• Directive:
Return only the count of lines in which the word "style" appears.

• Entries provided:

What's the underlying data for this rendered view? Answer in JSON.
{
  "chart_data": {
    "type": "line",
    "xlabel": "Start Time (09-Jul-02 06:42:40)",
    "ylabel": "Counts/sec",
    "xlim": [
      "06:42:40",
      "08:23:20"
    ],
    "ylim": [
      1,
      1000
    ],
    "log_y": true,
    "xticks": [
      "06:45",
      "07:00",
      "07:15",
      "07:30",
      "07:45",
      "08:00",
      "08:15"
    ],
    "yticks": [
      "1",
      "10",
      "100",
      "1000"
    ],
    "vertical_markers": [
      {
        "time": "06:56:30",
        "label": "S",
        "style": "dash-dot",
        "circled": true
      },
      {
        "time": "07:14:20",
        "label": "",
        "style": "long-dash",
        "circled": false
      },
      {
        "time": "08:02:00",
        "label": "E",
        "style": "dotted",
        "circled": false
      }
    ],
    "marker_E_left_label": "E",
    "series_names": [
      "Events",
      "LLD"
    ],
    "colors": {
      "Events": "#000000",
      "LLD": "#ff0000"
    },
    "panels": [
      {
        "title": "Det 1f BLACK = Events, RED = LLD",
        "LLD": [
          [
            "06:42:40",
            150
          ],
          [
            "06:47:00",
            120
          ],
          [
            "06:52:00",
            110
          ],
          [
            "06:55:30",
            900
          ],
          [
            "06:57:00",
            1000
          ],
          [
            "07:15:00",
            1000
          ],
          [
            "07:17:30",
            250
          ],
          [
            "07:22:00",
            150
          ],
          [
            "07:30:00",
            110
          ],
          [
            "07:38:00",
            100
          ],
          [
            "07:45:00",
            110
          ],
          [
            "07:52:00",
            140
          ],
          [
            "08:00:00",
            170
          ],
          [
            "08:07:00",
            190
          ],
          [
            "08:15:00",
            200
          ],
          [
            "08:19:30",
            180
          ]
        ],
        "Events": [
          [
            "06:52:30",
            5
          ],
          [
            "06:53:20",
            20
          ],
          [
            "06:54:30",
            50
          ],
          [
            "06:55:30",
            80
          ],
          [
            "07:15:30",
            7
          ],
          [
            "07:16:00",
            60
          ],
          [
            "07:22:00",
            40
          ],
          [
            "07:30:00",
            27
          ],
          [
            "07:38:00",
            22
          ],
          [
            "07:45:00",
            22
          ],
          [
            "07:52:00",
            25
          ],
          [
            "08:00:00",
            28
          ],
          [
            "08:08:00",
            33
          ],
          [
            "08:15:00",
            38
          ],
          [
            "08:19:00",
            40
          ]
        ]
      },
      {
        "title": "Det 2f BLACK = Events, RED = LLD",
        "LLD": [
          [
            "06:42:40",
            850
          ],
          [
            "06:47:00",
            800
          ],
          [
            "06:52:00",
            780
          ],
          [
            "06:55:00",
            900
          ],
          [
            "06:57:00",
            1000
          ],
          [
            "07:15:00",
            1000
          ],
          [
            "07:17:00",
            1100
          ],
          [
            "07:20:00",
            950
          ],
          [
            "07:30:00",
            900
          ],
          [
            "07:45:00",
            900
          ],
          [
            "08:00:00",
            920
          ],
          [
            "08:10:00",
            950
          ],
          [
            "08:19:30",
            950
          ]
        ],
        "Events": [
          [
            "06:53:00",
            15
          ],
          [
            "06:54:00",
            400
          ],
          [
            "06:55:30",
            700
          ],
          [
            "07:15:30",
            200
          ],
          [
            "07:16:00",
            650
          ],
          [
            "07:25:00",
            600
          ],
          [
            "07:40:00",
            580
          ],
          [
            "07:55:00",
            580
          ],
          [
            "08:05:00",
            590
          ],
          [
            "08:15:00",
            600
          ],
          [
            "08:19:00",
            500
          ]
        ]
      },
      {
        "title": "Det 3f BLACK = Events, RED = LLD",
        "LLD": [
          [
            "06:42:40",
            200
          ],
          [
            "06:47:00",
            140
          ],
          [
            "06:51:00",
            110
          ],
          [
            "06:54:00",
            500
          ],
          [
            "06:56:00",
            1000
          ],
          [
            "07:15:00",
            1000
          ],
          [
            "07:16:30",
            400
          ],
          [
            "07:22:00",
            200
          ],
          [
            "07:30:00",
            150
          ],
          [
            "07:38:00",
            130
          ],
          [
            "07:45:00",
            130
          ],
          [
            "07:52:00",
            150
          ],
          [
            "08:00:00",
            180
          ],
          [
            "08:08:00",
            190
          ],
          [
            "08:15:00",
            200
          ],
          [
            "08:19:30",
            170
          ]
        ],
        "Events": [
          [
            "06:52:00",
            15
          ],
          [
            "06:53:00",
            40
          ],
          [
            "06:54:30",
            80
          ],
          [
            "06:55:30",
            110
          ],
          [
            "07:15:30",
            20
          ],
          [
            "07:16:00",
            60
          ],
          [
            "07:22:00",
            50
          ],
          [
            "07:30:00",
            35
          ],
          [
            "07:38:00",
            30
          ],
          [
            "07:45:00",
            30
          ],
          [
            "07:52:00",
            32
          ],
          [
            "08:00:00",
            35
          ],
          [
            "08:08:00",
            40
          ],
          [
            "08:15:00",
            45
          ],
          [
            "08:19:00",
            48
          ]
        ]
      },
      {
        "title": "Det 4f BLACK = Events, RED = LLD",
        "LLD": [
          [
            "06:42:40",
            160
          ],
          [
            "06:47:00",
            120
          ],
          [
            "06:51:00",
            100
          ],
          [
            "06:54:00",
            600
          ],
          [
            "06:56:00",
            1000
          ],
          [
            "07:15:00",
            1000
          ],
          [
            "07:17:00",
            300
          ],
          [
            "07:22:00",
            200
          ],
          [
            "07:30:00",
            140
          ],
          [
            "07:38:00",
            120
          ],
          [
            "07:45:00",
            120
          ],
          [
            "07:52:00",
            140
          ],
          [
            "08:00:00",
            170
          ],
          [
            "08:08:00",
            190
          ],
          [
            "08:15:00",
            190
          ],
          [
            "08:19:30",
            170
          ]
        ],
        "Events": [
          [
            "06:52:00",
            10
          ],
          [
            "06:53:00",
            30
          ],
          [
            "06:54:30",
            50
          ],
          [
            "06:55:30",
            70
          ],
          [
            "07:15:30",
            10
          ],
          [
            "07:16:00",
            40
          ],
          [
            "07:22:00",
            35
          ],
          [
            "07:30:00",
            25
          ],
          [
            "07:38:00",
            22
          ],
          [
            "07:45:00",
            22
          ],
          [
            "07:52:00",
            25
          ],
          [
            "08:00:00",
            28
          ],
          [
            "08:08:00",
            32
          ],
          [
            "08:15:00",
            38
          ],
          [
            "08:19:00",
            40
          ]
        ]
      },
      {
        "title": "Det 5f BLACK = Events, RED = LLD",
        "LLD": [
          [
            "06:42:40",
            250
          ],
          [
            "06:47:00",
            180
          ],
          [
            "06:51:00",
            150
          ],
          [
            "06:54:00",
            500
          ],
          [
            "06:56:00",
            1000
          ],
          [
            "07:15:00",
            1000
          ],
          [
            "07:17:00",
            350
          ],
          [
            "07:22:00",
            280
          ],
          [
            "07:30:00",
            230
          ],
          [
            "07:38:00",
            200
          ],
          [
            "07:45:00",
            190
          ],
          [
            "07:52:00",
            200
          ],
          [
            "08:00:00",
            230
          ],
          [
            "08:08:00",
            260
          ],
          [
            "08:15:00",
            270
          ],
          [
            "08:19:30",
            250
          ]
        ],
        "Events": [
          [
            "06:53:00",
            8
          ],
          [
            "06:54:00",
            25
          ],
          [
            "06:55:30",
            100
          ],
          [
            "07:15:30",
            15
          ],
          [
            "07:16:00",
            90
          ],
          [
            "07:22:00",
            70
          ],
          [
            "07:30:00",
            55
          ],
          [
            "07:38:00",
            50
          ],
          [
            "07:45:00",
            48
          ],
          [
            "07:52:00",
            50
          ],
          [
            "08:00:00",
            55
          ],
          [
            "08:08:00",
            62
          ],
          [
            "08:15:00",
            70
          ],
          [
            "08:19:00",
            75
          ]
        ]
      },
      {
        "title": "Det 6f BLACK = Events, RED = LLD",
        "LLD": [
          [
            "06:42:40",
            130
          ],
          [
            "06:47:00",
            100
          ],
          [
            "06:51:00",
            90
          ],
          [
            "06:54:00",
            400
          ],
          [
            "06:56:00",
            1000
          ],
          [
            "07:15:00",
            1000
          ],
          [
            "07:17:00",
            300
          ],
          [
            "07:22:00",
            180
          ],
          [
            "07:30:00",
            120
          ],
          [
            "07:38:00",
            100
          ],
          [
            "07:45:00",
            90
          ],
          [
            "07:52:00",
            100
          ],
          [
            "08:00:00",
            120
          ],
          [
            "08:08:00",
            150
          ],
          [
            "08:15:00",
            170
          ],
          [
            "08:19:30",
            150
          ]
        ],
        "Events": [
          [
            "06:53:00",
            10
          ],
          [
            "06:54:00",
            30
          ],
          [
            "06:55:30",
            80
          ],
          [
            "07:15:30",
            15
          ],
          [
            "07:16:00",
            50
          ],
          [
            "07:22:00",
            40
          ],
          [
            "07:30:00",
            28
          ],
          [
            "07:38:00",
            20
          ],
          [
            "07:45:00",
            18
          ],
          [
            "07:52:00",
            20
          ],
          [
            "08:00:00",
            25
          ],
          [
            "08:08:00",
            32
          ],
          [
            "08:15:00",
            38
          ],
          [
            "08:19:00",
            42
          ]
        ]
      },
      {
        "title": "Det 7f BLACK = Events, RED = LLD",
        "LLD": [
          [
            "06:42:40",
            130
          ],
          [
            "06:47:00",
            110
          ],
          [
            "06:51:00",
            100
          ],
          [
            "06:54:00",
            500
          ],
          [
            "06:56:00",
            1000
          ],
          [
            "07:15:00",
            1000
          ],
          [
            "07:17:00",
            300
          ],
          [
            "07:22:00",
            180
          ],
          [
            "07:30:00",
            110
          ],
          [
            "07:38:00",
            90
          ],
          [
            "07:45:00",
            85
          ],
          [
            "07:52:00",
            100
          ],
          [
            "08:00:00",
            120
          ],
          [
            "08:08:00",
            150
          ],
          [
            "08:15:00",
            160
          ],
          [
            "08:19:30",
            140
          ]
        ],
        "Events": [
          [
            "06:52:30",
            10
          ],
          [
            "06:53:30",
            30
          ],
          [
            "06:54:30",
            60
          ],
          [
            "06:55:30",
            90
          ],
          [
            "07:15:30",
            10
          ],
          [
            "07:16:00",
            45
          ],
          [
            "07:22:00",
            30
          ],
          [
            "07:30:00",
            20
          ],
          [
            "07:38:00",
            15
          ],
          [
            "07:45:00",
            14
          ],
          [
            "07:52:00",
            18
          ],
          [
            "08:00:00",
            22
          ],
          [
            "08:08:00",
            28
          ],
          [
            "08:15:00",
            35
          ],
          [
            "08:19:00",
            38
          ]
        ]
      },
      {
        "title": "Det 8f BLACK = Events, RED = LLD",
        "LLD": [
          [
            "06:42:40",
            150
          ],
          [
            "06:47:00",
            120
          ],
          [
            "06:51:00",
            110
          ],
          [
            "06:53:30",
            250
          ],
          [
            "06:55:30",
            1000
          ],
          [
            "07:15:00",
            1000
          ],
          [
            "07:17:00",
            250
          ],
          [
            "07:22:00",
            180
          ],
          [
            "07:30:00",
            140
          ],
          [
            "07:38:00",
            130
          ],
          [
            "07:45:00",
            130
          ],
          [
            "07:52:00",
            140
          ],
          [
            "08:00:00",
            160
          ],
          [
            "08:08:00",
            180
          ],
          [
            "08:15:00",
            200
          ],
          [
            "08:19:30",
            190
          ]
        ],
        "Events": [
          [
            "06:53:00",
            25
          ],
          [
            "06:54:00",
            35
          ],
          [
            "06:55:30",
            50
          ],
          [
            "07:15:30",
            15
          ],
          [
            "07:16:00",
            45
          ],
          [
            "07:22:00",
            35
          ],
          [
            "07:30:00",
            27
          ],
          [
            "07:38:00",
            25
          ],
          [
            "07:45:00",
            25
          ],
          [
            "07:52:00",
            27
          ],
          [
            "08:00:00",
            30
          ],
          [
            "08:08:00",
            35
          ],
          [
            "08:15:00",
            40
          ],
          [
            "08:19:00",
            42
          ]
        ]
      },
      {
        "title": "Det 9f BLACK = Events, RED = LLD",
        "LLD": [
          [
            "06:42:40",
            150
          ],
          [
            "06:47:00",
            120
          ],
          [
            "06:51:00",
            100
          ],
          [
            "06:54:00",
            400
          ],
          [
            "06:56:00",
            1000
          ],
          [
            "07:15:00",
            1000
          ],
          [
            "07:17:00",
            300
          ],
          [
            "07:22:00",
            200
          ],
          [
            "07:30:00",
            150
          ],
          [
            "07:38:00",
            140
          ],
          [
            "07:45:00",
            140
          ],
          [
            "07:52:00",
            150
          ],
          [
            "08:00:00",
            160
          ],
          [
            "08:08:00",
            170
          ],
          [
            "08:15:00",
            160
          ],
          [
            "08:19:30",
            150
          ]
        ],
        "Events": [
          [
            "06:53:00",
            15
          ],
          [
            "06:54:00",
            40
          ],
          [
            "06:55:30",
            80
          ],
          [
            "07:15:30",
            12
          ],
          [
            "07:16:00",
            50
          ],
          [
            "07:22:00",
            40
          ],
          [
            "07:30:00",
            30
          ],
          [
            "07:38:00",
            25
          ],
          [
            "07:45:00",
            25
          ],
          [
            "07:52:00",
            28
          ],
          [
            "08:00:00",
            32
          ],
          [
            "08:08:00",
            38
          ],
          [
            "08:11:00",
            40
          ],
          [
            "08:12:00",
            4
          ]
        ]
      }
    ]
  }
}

• Exercise solution:
3